***** Page

Aug 15 '22 19:08 bbigras

Well you're also starting k3s with --disable-agent, which would prevent you from running any pods unless you are also adding an agent node. Did you remove that flag at the same time you removed --cluster-init, or did you add an agent node?

Aug 15 '22 19:08 brandond

Yeah, it seems I removed it. I didn't intend to, but that must explain why the pods are running now.

Aug 15 '22 20:08 bbigras

So just to be clear, it seems to work except there's still a nats: stream not found warning.

Aug 16 '22 19:08 bbigras

I can't reproduce that, either using nats directly as the k3s datastore endpoint, or using a standalone kine instance. Do you perhaps have some stuff left over from a previous configuration?

Aug 16 '22 19:08 brandond

I don't think so.

Note that I also tested running k3s+kine+nats on fly.io so I would guess there's no left over there, but I still get the message.

Maybe I should try to reproduce it with a docker-compose file with all 3 service, with the image tags pinned.

Aug 16 '22 19:08 bbigras

I am able to see the same error message using the latest k0s (v1.24.4+k0s) on a clean install.

Steps to reproduce:

Start NATS docker container with docker run -d -p4222:4222 --name=nats nats:2.8.2 -js -DV
Install k0s utility $ curl -sSLf https://get.k0s.sh | sudo sh as stated on https://docs.k0sproject.io/v0.12.1/install/
Create K0s configuration mkdir -p /etc/k0s and k0s config create > /etc/k0s/k0s.yaml
Set storage.type to kine and set storage.kine.datasource to nats://<serverip>:4222
Install single node cluster with k0s install controller --single -c /etc/k0s/k0s.yaml
Start k0s with k0s start

The cluster comes up successfully for me, but the logs keep repeating: level=info msg="{\"level\":\"warn\",\"ts\":\"2022-09-21T21:33:44.148Z\",\"logger\":\"etcd-client\",\"caller\":\"v3/retry_interceptor.go:62\",\"msg\":\"retrying of unary invoker failed\",\"target\":\"etcd-endpoints://0xc00002fc00//run/k0s/kine/kine.sock:2379\",\"attempt\":0,\"error\":\"rpc error: code = Unknown desc = nats: stream not found\"}" component=kube-apiserver every 30-ish seconds. Sometimes a bit more sometimes a bit less.

**********
***** Record extracts

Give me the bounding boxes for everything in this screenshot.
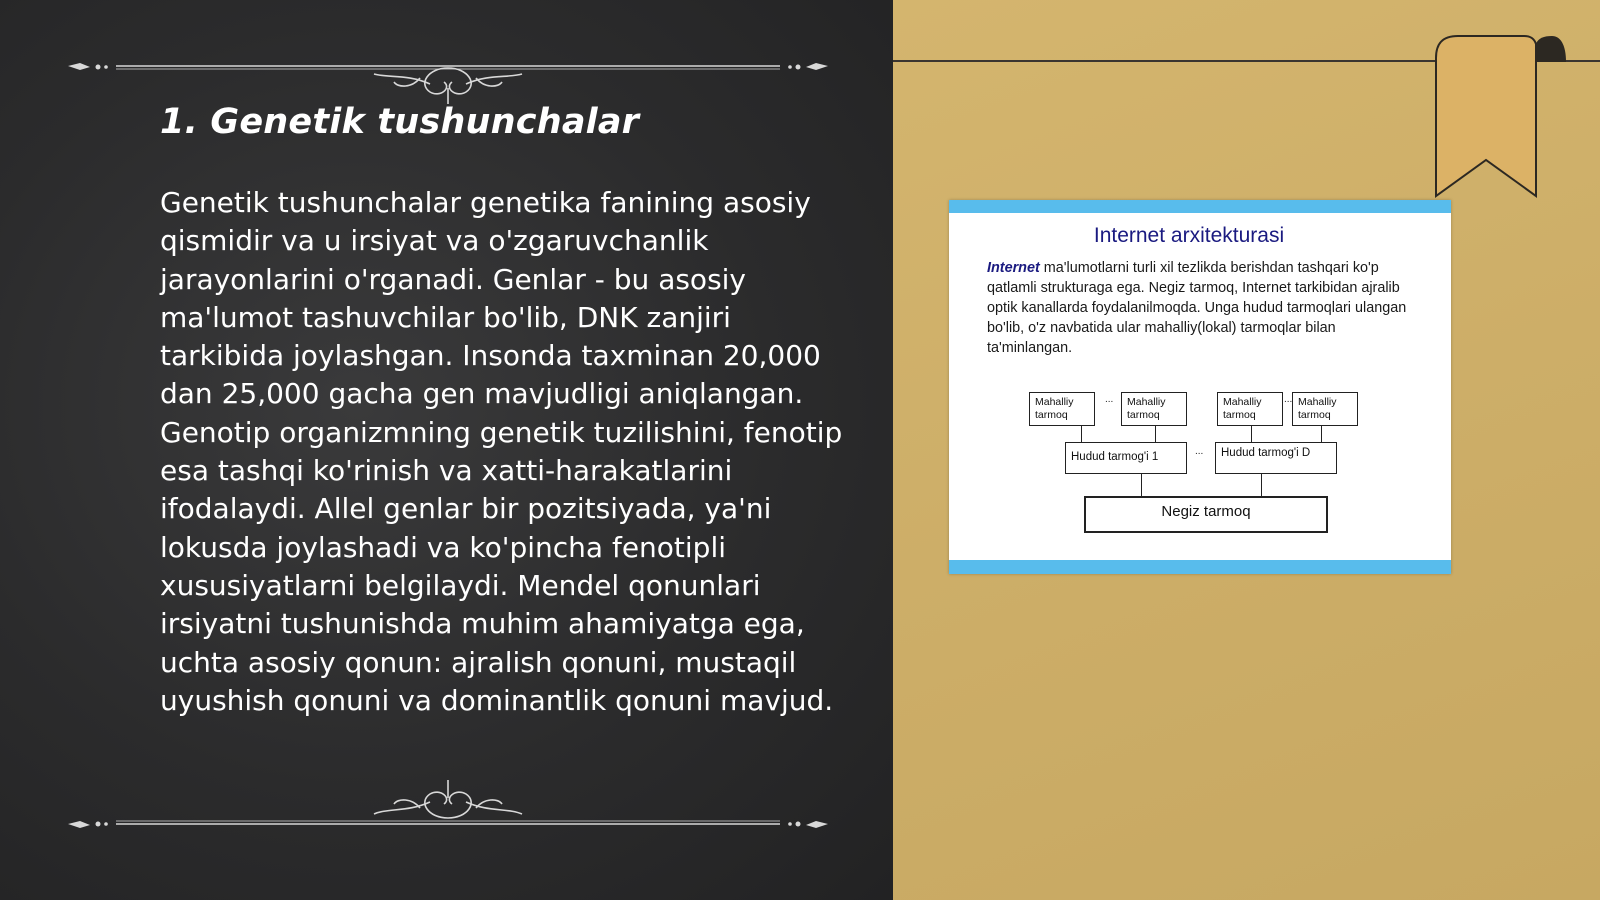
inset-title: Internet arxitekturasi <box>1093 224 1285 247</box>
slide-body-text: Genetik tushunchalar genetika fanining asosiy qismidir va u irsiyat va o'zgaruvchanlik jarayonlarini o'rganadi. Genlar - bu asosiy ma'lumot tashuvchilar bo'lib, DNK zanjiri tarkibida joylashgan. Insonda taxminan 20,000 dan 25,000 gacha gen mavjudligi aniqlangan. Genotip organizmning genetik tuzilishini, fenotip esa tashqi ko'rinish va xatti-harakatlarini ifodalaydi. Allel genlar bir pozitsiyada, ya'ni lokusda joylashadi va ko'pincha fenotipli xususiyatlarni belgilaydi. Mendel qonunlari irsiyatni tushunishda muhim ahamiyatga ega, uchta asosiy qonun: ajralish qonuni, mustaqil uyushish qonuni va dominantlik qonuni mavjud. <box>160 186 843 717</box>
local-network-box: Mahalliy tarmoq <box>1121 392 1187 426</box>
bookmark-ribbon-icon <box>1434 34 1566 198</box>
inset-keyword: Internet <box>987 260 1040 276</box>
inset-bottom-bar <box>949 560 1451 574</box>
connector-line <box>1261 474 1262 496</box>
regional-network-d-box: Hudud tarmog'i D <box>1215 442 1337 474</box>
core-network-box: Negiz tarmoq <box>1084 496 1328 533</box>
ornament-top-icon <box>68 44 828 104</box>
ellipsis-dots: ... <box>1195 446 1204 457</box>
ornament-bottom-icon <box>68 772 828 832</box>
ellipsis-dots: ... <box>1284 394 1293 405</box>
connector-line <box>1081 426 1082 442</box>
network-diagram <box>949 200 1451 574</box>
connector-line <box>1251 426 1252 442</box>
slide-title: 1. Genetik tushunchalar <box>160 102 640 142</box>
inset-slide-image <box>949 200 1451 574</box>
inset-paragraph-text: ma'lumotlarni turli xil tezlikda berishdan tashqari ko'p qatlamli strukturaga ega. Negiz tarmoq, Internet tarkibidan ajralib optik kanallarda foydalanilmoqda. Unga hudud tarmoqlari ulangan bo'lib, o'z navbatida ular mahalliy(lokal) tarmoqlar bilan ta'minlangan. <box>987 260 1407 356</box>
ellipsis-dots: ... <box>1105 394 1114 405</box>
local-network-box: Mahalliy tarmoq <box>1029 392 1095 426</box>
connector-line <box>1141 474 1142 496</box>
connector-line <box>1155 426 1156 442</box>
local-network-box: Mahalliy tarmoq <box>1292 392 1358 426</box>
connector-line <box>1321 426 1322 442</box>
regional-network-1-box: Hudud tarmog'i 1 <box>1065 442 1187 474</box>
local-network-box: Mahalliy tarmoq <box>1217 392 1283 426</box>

**********
***** Record extracts

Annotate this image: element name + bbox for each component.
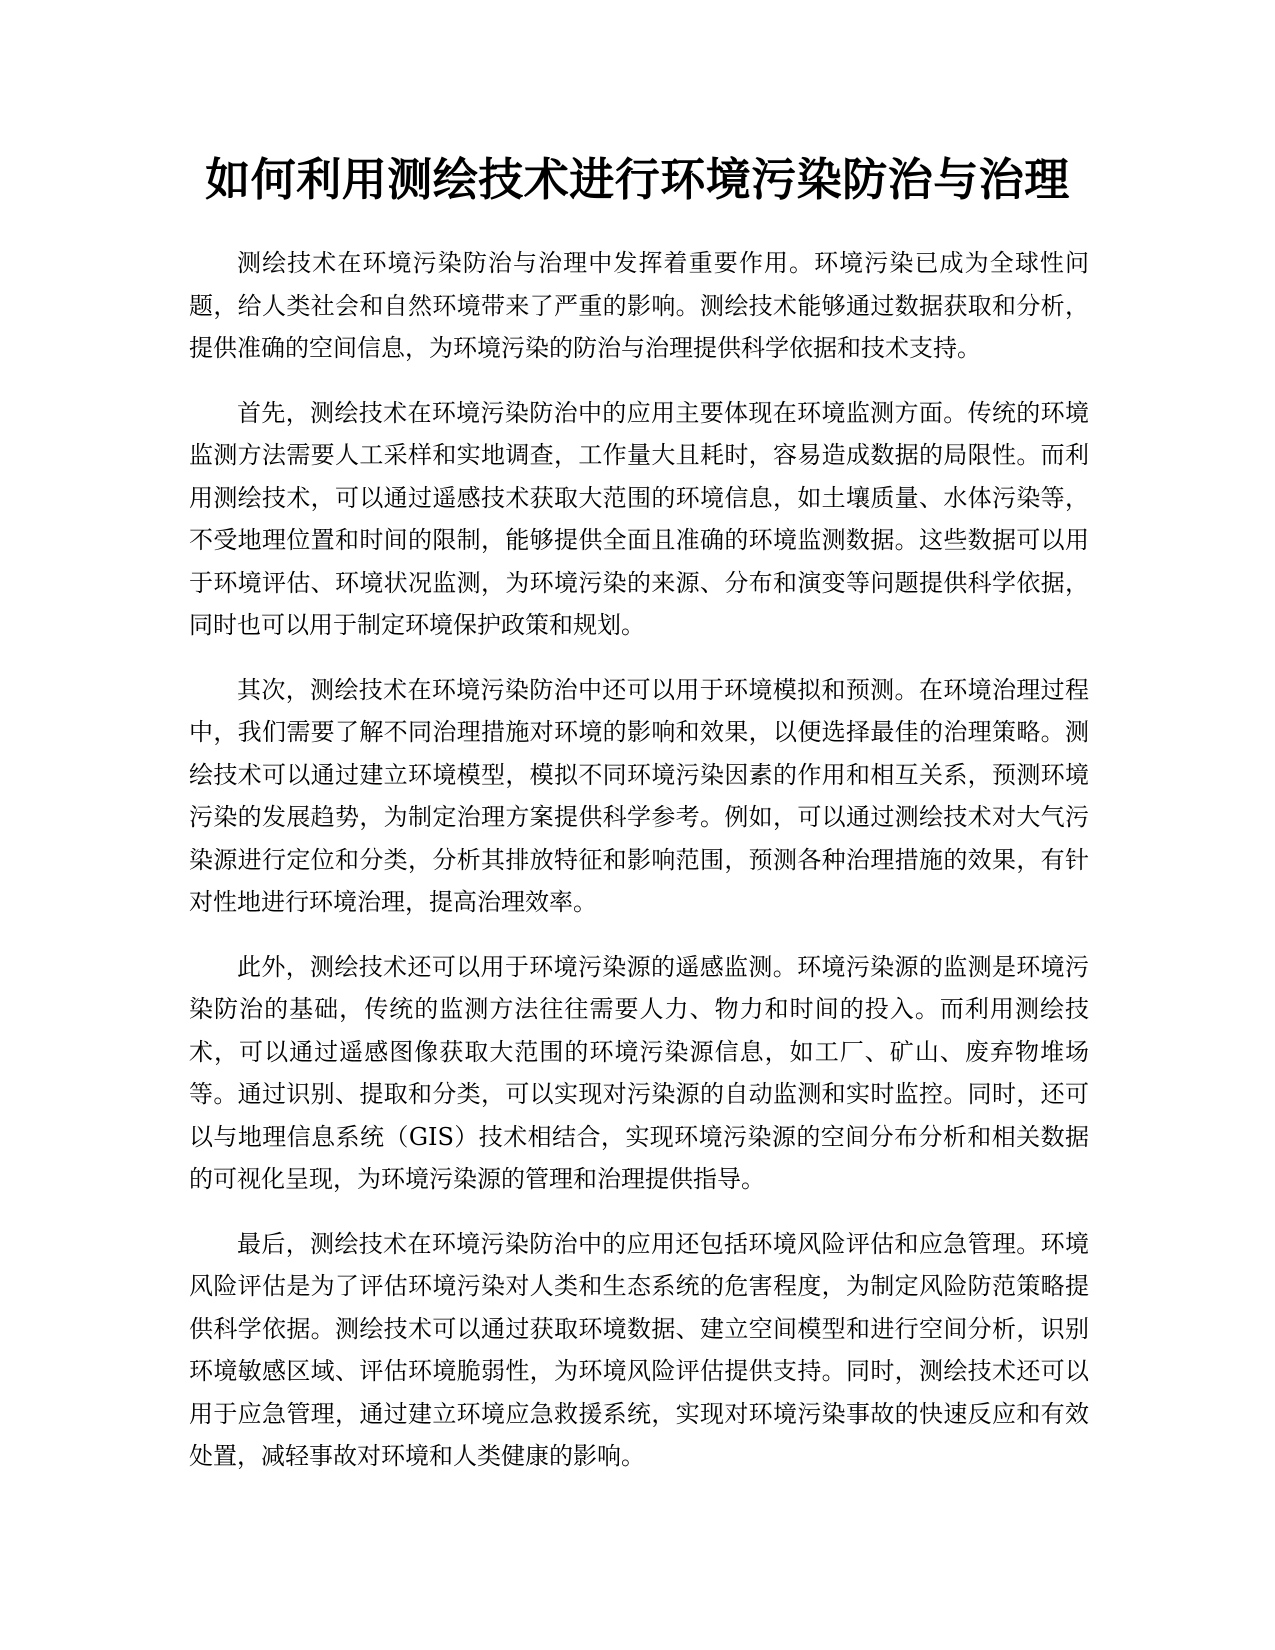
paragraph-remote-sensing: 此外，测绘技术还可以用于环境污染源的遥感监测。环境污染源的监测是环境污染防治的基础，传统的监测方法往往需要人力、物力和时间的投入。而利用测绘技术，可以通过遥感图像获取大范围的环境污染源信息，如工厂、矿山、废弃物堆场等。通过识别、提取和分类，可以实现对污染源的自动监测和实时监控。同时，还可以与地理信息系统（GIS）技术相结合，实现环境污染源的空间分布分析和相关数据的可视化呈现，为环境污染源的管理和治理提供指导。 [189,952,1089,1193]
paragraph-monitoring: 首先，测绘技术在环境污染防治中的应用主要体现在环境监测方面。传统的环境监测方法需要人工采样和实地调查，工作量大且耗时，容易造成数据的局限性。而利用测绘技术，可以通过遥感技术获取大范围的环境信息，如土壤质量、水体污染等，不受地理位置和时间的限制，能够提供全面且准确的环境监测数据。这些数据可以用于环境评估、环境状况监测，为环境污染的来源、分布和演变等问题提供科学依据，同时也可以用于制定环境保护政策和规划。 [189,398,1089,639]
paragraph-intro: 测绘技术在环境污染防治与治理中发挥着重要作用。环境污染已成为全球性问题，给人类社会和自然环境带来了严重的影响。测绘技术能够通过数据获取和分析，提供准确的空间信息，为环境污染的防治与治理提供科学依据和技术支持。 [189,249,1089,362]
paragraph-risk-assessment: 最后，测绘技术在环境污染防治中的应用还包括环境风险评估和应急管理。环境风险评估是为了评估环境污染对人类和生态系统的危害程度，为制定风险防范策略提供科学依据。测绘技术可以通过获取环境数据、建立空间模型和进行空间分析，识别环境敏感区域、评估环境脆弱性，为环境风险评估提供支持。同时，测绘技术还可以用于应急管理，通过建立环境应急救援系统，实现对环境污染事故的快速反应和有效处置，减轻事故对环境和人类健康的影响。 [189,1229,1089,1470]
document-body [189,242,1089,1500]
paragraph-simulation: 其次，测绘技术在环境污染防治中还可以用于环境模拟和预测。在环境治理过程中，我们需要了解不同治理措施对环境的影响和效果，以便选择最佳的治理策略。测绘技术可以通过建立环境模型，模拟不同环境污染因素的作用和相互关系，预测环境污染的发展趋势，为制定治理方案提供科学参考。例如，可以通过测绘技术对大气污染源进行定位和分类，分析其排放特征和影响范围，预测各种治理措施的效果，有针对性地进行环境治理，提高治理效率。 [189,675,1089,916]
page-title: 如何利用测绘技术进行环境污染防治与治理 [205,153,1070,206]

**********
***** Record extracts

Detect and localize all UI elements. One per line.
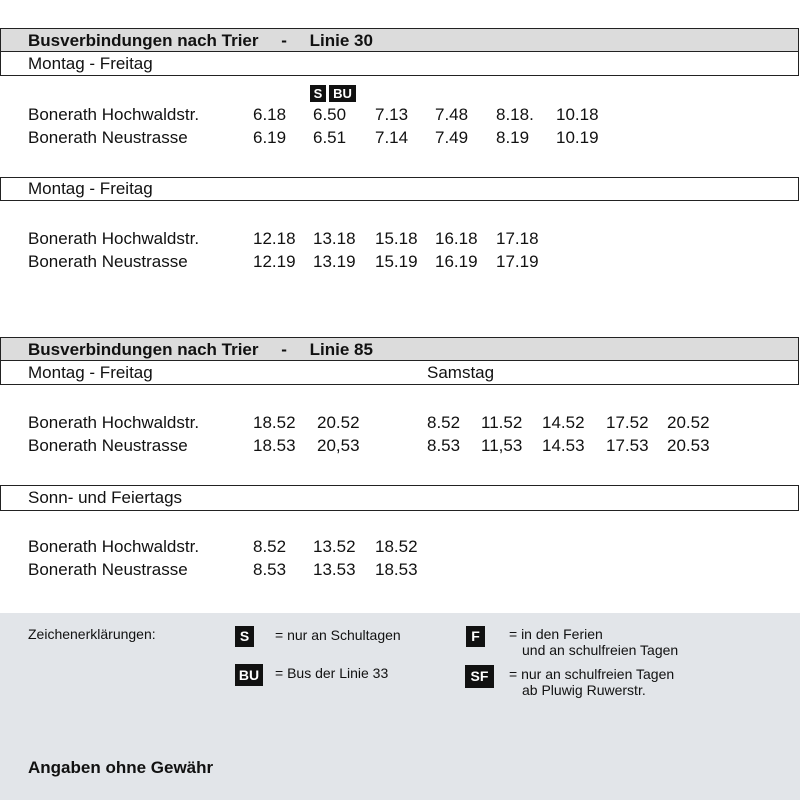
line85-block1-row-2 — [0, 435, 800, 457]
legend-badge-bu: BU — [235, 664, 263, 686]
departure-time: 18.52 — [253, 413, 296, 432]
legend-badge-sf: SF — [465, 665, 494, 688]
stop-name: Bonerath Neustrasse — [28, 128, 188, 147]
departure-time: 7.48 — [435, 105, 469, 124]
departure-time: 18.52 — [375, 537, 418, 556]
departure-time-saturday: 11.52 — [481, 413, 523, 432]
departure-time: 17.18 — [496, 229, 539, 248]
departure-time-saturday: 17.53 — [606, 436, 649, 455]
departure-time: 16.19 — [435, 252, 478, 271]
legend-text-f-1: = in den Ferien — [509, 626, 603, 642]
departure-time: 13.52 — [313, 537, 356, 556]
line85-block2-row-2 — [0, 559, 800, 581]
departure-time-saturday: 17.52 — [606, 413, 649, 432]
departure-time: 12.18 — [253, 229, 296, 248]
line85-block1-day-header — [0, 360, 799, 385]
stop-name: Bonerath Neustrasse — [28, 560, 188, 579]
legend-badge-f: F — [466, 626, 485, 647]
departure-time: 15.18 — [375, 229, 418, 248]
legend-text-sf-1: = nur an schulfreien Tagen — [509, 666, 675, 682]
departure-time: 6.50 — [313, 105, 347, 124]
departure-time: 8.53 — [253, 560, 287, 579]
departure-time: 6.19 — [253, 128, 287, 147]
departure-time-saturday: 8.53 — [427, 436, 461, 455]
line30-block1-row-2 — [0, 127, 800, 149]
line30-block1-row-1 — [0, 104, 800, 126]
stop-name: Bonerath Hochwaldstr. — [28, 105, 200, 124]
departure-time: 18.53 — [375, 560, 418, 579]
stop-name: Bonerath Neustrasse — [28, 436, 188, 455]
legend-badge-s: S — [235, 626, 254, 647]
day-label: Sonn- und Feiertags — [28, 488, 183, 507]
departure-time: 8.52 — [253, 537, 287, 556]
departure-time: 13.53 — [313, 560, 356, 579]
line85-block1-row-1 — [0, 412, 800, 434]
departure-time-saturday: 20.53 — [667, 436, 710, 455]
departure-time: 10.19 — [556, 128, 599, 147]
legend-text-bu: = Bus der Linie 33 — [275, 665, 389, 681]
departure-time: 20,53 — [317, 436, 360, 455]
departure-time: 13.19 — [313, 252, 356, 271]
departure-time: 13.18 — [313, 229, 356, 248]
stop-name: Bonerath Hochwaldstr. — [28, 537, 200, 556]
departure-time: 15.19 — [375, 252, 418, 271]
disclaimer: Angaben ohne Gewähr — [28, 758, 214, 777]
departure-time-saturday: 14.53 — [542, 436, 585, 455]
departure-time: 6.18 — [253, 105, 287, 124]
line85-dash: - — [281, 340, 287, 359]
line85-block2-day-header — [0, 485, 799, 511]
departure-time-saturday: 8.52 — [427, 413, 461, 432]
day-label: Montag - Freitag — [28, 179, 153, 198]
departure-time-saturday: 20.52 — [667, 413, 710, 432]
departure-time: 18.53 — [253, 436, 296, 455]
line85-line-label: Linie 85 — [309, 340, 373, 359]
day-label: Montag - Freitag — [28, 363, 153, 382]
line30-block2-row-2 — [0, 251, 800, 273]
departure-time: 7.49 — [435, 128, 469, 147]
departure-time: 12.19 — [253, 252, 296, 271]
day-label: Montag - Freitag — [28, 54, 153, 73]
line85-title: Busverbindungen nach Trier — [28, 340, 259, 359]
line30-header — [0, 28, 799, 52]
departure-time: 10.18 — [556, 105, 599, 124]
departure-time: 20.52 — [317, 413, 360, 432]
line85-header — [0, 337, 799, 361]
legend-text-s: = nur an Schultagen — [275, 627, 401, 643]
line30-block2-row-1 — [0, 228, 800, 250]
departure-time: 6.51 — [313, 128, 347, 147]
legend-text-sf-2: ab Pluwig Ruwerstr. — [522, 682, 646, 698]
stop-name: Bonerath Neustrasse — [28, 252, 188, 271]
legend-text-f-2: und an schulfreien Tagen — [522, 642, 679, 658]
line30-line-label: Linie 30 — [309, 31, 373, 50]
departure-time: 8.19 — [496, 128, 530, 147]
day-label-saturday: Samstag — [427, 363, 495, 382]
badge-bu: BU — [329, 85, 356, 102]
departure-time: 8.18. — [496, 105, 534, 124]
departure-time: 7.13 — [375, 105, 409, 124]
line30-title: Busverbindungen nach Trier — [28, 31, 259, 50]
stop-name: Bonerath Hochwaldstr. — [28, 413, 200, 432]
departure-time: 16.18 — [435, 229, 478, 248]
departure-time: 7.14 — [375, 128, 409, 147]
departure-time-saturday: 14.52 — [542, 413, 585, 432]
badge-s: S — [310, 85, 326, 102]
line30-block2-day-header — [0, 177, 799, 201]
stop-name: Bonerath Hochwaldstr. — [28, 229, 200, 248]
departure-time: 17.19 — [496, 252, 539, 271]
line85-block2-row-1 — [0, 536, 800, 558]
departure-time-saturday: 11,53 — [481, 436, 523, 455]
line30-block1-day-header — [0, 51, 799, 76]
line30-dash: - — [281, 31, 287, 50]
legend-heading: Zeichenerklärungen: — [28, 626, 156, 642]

**********

▸ **What you need to do**:
(1) In the forum thread, which k0s version produced the same error message on a clean install?
(2) Write out the lines of the listing, starting at the line that contains "line85-block1-row-2 — [0, 435, 800, 457]" and ending at the line that contains "line85-block1-row-1 — [0, 412, 800, 434]", with both of those lines included.
The forum thread and the listing are separate, unrelated material.

▸ **Solutions to the problems**:
(1) The latest k0s, v1.24.4+k0s.

(2)
line85-block1-row-2 — [0, 435, 800, 457]
legend-badge-bu: BU — [235, 664, 263, 686]
departure-time: 18.52 — [253, 413, 296, 432]
legend-badge-sf: SF — [465, 665, 494, 688]
stop-name: Bonerath Neustrasse — [28, 128, 188, 147]
departure-time: 7.48 — [435, 105, 469, 124]
departure-time: 18.52 — [375, 537, 418, 556]
departure-time-saturday: 11.52 — [481, 413, 523, 432]
departure-time: 17.18 — [496, 229, 539, 248]
departure-time-saturday: 17.53 — [606, 436, 649, 455]
departure-time: 16.19 — [435, 252, 478, 271]
legend-text-f-1: = in den Ferien — [509, 626, 603, 642]
departure-time: 13.52 — [313, 537, 356, 556]
line85-block2-row-2 — [0, 559, 800, 581]
departure-time-saturday: 17.52 — [606, 413, 649, 432]
departure-time: 12.18 — [253, 229, 296, 248]
line85-block1-day-header — [0, 360, 799, 385]
stop-name: Bonerath Neustrasse — [28, 560, 188, 579]
legend-badge-f: F — [466, 626, 485, 647]
departure-time: 15.18 — [375, 229, 418, 248]
legend-text-sf-1: = nur an schulfreien Tagen — [509, 666, 675, 682]
departure-time: 6.50 — [313, 105, 347, 124]
departure-time: 8.53 — [253, 560, 287, 579]
departure-time: 6.19 — [253, 128, 287, 147]
departure-time-saturday: 8.53 — [427, 436, 461, 455]
line30-block1-row-2 — [0, 127, 800, 149]
line30-block1-row-1 — [0, 104, 800, 126]
stop-name: Bonerath Hochwaldstr. — [28, 105, 200, 124]
departure-time: 18.53 — [375, 560, 418, 579]
stop-name: Bonerath Neustrasse — [28, 436, 188, 455]
legend-badge-s: S — [235, 626, 254, 647]
day-label: Sonn- und Feiertags — [28, 488, 183, 507]
departure-time: 8.52 — [253, 537, 287, 556]
departure-time: 13.53 — [313, 560, 356, 579]
line85-block1-row-1 — [0, 412, 800, 434]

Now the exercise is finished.